Yapılacak görevler |
• 1. Gençlik ve sanayi politikası konulu konuşmaya göre aşağıdaki soruları kısaca yanıtlayın.
(a) Gençlerin fikirlerini hayata geçirebilmeleri için ne verileceği söyleniyor?
(b) Sanayinin yüksek teknolojili, katma değerli bir yapıya dönüşmesi hangi iki dönüşüm ışığında desteklenecek?
(c) Bu hususların gerçekleşebilmesi için ilk önce neye ihtiyaç olduğu belirtiliyor?
• 2. Gençlik ve sanayi politikası konulu konuşmayı son cümlesinden sonra gelecek kısımla sürdürün.

Metin alıntısı |
◇ ◇ ◇ ◇ ◇
Gençlerimize eşit fırsatlarla nitelikli ve ücretsiz eğitime erişim hakkı güvencesi sağlayacağız. Gençlerin, genç girişimcilerin imkânları artırılacak, yeteneklerini kullanmaları sağlanacak ve gençlerin cesaretini ve umudunu artıracağız. Gençlerin fikirlerini hayata geçirebilmeleri için ilk finans desteğini biz vereceğiz. Yani ülkemizi hep birlikte kalkındıracağız, hep birlikte zenginleşeceğiz. (CHP sıralarından alkışlar) Üretimimizin, sanayinin 4.0 devrimin yakalaması için yeni bir bilim, yenilik ve teknoloji politikasına ihtiyacımız var. Önümüzdeki en kısa zamanda yapılacak ilk seçim sonrası halkın, üretimin, kalkınmanın zamanı başlayacak, ortak bir geleceği kurmanın zamanı başlıyor. İşte, biz, bu büyük üretimin dönüşümüyle Türkiye'yi 2'nci yüzyıla taşıyacağız. Zenginleşen rekabetçi Türkiye'de sanayimizin, Endüstri 4.0 dinamikleriyle dijital dönüşüm ve yeşil dönüşüm ışığında yüksek teknolojili, katma değerli bir yapıya dönüşmesini destekleyeceğiz. (CHP sıralarından alkışlar) Bu hususların yapılabilmesi, gerçekleşebilmesi için, ilk önce, gençlerimizi çağın gerektirdiği yetenekle donatacak bir Millî Eğitim politikasına ihtiyaç var.
◇ ◇ ◇ ◇ ◇
Veri kesitleri |
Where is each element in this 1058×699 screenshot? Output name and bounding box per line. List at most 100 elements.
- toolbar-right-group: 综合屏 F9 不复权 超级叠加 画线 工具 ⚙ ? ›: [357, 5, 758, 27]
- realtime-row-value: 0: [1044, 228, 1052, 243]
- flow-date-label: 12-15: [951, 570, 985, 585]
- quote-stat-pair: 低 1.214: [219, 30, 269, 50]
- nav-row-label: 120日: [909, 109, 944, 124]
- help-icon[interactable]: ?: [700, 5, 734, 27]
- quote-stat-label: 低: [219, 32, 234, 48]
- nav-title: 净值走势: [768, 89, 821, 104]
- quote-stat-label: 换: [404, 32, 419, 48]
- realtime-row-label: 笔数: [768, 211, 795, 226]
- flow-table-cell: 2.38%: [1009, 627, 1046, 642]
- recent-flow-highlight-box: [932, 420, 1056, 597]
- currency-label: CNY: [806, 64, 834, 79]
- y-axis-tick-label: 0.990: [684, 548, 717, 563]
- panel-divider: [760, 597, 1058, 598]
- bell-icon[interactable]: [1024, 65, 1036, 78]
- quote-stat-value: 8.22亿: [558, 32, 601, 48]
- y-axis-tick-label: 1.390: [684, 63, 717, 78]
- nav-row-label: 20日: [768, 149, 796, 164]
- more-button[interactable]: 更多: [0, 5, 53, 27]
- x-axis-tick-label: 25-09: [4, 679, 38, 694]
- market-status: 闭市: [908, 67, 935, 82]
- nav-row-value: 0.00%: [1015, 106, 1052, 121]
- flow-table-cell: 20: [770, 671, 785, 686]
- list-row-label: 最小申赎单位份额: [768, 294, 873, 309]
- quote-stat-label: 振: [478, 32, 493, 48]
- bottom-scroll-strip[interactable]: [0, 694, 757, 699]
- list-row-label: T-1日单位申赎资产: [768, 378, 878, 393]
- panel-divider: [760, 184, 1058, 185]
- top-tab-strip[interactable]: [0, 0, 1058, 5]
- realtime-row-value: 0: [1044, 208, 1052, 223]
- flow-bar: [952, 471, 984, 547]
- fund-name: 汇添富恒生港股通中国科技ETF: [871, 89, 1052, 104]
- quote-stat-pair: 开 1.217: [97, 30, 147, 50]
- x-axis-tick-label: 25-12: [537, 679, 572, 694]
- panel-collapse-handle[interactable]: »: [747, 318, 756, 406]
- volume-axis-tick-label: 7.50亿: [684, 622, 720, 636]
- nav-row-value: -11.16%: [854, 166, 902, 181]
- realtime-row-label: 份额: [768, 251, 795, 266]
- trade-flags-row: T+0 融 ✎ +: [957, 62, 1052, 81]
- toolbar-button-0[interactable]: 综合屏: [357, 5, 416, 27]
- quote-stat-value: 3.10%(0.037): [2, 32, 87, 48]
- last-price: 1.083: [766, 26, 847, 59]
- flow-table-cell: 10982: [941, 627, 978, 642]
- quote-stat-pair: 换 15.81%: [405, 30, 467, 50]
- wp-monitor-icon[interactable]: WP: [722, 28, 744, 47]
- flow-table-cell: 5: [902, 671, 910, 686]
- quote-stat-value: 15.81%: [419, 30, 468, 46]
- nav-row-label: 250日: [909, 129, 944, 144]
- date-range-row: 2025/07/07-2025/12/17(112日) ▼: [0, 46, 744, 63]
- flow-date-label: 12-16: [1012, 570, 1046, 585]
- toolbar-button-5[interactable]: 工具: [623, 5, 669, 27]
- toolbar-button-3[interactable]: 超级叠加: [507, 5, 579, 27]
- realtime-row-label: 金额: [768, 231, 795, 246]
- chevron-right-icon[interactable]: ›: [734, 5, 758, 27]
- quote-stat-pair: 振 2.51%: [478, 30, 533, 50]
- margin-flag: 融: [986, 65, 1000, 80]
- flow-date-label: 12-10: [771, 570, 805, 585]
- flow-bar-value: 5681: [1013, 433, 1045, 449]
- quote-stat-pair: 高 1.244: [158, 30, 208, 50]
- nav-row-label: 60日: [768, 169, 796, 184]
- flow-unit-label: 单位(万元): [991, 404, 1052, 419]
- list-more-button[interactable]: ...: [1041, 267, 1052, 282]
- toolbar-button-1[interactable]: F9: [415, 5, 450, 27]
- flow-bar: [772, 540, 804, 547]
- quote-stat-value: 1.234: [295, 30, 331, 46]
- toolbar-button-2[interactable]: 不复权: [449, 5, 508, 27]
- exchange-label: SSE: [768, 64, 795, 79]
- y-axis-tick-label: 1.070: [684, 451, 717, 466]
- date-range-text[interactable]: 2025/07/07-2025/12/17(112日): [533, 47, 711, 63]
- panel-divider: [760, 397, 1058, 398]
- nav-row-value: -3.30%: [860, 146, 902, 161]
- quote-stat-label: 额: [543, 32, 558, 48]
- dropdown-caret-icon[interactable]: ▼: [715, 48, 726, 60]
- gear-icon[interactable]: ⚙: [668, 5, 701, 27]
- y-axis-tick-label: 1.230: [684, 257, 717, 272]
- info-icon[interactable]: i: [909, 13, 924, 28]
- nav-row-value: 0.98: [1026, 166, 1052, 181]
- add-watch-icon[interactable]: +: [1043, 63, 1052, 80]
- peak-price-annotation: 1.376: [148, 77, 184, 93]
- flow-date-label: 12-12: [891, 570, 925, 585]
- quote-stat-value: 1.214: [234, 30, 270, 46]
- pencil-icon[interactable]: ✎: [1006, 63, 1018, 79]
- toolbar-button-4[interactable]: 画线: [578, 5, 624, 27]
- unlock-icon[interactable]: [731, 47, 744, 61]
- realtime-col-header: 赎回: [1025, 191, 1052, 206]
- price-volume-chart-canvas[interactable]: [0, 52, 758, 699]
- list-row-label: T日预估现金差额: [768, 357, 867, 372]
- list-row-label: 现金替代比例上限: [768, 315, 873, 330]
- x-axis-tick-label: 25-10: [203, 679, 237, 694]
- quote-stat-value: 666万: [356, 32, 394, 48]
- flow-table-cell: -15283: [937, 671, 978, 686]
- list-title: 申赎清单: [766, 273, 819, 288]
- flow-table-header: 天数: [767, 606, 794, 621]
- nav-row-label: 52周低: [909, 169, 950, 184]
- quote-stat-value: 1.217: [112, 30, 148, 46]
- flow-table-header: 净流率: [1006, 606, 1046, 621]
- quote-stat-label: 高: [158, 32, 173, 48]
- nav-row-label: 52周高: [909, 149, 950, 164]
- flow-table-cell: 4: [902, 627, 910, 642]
◇ ◇ ◇ ◇ ◇
Yanıt listesi |
• 1.
(a) İlk finans desteği.
(b) Dijital dönüşüm ve yeşil dönüşüm.
(c) Gençleri çağın gerektirdiği yetenekle donatacak bir Millî Eğitim politikasına.

• 2.
Millî Eğitim Bakanlığı bütçesi, 2023 yılı merkezî bütçede 2016 yılında yüzde 19,24 iken bugün yüzde 14,53 oranına gerilemiş durumda. Bununla birlikte, öncelikle burada bütçe rakamlarından çok zihniyetin konuşulması gerekir. Bugün, Millî Eğitim Bakanlığı olarak eğitim politikasında ve millî eğitimde çağdaş, medeni ülkeler arasına girecek bir politikanın belirlenmesi daha önceliklidir. Gençlerimiz, okul öncesinden başlayarak dünyaya açılan, dünyadaki gelişmeleri izleyebilen, çağdaş medeniyet seviyesine ulaşabilecek derecede olan gençlerimiz olmalı. Özellikle Millî Eğitimde liyakatli bir düzen olmalı diyoruz. (CHP sıralarından "Bravo" sesleri, alkışlar) Peki, gerçek öyle mi? Değil. Sayıştayın raporlarında diyor ki: "İlçe Millî Eğitim Müdürlüğü kadrolarına gerekli koşulları taşımayan kişiler atanmakta." Yine, Sayıştay raporunda diyor ki: "Akademik kadro ilanlarında objektif olmayan kriterlere yer verilmekte." Peki, bunun anlamı ne? Bunun anlamı yani objektif olmayan kriter demek, torpil demek, kayırma demek. İşte, biz bunun önüne geçeceğiz değerli arkadaşlar. (CHP sıralarından "Bravo" sesleri, alkışlar)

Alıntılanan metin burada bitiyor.